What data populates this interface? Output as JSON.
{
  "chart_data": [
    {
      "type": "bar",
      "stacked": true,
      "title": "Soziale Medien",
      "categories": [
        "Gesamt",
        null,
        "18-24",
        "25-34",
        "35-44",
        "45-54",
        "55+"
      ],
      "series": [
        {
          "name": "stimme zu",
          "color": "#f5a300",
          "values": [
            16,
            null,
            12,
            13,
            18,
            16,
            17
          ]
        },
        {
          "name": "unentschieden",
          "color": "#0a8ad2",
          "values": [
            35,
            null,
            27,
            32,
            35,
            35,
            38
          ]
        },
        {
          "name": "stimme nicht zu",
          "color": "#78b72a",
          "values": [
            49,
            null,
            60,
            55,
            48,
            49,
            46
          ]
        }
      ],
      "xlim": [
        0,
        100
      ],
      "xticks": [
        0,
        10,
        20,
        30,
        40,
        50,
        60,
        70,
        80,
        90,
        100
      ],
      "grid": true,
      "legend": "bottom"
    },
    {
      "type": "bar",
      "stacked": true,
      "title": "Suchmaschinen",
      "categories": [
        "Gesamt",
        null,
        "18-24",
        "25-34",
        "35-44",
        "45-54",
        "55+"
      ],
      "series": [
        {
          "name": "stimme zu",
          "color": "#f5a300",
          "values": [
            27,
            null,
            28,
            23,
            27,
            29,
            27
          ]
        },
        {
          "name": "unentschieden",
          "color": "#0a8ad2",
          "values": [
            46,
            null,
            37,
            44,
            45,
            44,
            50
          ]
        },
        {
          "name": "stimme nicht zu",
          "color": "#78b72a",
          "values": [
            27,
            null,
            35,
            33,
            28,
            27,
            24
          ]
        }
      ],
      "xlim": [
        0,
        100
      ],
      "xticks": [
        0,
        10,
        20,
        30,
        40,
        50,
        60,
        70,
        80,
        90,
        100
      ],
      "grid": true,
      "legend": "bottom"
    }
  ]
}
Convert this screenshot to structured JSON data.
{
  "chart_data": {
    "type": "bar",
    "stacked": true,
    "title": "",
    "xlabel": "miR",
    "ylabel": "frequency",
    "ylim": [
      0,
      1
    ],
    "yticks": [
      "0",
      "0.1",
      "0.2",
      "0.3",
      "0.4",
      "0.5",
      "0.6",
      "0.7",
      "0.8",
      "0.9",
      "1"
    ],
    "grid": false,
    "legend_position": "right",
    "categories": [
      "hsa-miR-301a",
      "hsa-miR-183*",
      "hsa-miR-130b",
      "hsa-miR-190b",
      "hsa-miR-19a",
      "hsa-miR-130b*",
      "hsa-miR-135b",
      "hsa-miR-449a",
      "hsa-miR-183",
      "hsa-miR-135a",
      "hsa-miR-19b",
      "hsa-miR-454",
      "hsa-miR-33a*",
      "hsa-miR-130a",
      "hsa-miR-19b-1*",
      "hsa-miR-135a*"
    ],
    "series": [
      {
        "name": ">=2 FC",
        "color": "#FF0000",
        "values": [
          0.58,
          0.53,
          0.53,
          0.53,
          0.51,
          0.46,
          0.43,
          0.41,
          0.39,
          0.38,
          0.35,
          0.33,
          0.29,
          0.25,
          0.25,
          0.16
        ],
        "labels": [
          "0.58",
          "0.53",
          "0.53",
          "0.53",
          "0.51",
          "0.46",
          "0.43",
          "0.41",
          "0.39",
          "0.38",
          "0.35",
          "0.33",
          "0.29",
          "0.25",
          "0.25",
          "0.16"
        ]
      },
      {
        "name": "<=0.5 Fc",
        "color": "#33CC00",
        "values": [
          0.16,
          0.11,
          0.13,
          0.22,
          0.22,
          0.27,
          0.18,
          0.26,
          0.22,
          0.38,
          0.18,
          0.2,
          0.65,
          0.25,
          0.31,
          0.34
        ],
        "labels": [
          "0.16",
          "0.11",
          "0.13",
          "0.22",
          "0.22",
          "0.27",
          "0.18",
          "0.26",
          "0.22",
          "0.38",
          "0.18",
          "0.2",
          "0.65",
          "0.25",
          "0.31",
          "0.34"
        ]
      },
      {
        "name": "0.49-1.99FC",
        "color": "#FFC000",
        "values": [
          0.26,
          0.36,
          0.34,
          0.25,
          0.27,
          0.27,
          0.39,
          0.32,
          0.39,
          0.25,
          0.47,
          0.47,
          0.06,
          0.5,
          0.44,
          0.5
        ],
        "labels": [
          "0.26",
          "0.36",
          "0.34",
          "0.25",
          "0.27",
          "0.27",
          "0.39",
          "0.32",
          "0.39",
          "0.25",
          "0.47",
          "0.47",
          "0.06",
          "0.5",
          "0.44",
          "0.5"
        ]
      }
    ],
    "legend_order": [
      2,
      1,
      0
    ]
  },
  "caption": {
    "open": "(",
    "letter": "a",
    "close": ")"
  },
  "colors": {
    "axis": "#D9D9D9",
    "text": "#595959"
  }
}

◆ Exercise task ◆
Copy down the material exactly as written.

◆ Answer below ◆
What data populates this interface? Output as JSON.
{
  "chart_data": [
    {
      "type": "bar",
      "stacked": true,
      "title": "Soziale Medien",
      "categories": [
        "Gesamt",
        null,
        "18-24",
        "25-34",
        "35-44",
        "45-54",
        "55+"
      ],
      "series": [
        {
          "name": "stimme zu",
          "color": "#f5a300",
          "values": [
            16,
            null,
            12,
            13,
            18,
            16,
            17
          ]
        },
        {
          "name": "unentschieden",
          "color": "#0a8ad2",
          "values": [
            35,
            null,
            27,
            32,
            35,
            35,
            38
          ]
        },
        {
          "name": "stimme nicht zu",
          "color": "#78b72a",
          "values": [
            49,
            null,
            60,
            55,
            48,
            49,
            46
          ]
        }
      ],
      "xlim": [
        0,
        100
      ],
      "xticks": [
        0,
        10,
        20,
        30,
        40,
        50,
        60,
        70,
        80,
        90,
        100
      ],
      "grid": true,
      "legend": "bottom"
    },
    {
      "type": "bar",
      "stacked": true,
      "title": "Suchmaschinen",
      "categories": [
        "Gesamt",
        null,
        "18-24",
        "25-34",
        "35-44",
        "45-54",
        "55+"
      ],
      "series": [
        {
          "name": "stimme zu",
          "color": "#f5a300",
          "values": [
            27,
            null,
            28,
            23,
            27,
            29,
            27
          ]
        },
        {
          "name": "unentschieden",
          "color": "#0a8ad2",
          "values": [
            46,
            null,
            37,
            44,
            45,
            44,
            50
          ]
        },
        {
          "name": "stimme nicht zu",
          "color": "#78b72a",
          "values": [
            27,
            null,
            35,
            33,
            28,
            27,
            24
          ]
        }
      ],
      "xlim": [
        0,
        100
      ],
      "xticks": [
        0,
        10,
        20,
        30,
        40,
        50,
        60,
        70,
        80,
        90,
        100
      ],
      "grid": true,
      "legend": "bottom"
    }
  ]
}
Convert this screenshot to structured JSON data.
{
  "chart_data": {
    "type": "bar",
    "stacked": true,
    "title": "",
    "xlabel": "miR",
    "ylabel": "frequency",
    "ylim": [
      0,
      1
    ],
    "yticks": [
      "0",
      "0.1",
      "0.2",
      "0.3",
      "0.4",
      "0.5",
      "0.6",
      "0.7",
      "0.8",
      "0.9",
      "1"
    ],
    "grid": false,
    "legend_position": "right",
    "categories": [
      "hsa-miR-301a",
      "hsa-miR-183*",
      "hsa-miR-130b",
      "hsa-miR-190b",
      "hsa-miR-19a",
      "hsa-miR-130b*",
      "hsa-miR-135b",
      "hsa-miR-449a",
      "hsa-miR-183",
      "hsa-miR-135a",
      "hsa-miR-19b",
      "hsa-miR-454",
      "hsa-miR-33a*",
      "hsa-miR-130a",
      "hsa-miR-19b-1*",
      "hsa-miR-135a*"
    ],
    "series": [
      {
        "name": ">=2 FC",
        "color": "#FF0000",
        "values": [
          0.58,
          0.53,
          0.53,
          0.53,
          0.51,
          0.46,
          0.43,
          0.41,
          0.39,
          0.38,
          0.35,
          0.33,
          0.29,
          0.25,
          0.25,
          0.16
        ],
        "labels": [
          "0.58",
          "0.53",
          "0.53",
          "0.53",
          "0.51",
          "0.46",
          "0.43",
          "0.41",
          "0.39",
          "0.38",
          "0.35",
          "0.33",
          "0.29",
          "0.25",
          "0.25",
          "0.16"
        ]
      },
      {
        "name": "<=0.5 Fc",
        "color": "#33CC00",
        "values": [
          0.16,
          0.11,
          0.13,
          0.22,
          0.22,
          0.27,
          0.18,
          0.26,
          0.22,
          0.38,
          0.18,
          0.2,
          0.65,
          0.25,
          0.31,
          0.34
        ],
        "labels": [
          "0.16",
          "0.11",
          "0.13",
          "0.22",
          "0.22",
          "0.27",
          "0.18",
          "0.26",
          "0.22",
          "0.38",
          "0.18",
          "0.2",
          "0.65",
          "0.25",
          "0.31",
          "0.34"
        ]
      },
      {
        "name": "0.49-1.99FC",
        "color": "#FFC000",
        "values": [
          0.26,
          0.36,
          0.34,
          0.25,
          0.27,
          0.27,
          0.39,
          0.32,
          0.39,
          0.25,
          0.47,
          0.47,
          0.06,
          0.5,
          0.44,
          0.5
        ],
        "labels": [
          "0.26",
          "0.36",
          "0.34",
          "0.25",
          "0.27",
          "0.27",
          "0.39",
          "0.32",
          "0.39",
          "0.25",
          "0.47",
          "0.47",
          "0.06",
          "0.5",
          "0.44",
          "0.5"
        ]
      }
    ],
    "legend_order": [
      2,
      1,
      0
    ]
  },
  "caption": {
    "open": "(",
    "letter": "a",
    "close": ")"
  },
  "colors": {
    "axis": "#D9D9D9",
    "text": "#595959"
  }
}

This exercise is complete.